TASK TO CARRY OUT: Copy each line below in which the word "text" occurs.

[Collected data entries]
□ □ □
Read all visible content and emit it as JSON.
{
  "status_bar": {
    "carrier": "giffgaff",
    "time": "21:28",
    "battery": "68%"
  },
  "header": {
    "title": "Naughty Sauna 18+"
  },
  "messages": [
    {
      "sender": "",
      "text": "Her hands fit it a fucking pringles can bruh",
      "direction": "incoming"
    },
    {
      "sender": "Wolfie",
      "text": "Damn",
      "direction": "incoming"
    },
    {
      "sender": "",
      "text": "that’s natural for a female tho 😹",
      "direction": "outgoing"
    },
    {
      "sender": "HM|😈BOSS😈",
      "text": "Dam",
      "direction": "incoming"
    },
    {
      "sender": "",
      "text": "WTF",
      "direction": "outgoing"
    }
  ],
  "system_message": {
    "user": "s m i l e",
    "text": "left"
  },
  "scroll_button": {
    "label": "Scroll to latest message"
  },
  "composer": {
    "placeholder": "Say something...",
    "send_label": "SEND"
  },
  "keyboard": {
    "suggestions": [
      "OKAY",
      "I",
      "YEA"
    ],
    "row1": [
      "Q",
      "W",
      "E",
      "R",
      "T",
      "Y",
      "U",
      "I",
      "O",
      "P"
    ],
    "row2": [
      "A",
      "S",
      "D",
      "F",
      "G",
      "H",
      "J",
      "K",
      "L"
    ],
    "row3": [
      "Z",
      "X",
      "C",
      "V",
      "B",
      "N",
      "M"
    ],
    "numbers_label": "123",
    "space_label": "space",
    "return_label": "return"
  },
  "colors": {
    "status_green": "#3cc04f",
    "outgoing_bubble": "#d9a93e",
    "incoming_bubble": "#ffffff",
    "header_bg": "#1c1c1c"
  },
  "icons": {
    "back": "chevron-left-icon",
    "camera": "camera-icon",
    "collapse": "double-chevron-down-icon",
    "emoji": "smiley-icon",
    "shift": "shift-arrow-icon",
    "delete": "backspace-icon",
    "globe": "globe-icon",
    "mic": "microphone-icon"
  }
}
□ □ □
CORRECT RESPONSE:
      "text": "Her hands fit it a fucking pringles can bruh",
      "text": "Damn",
      "text": "that’s natural for a female tho 😹",
      "text": "Dam",
      "text": "WTF",
    "text": "left"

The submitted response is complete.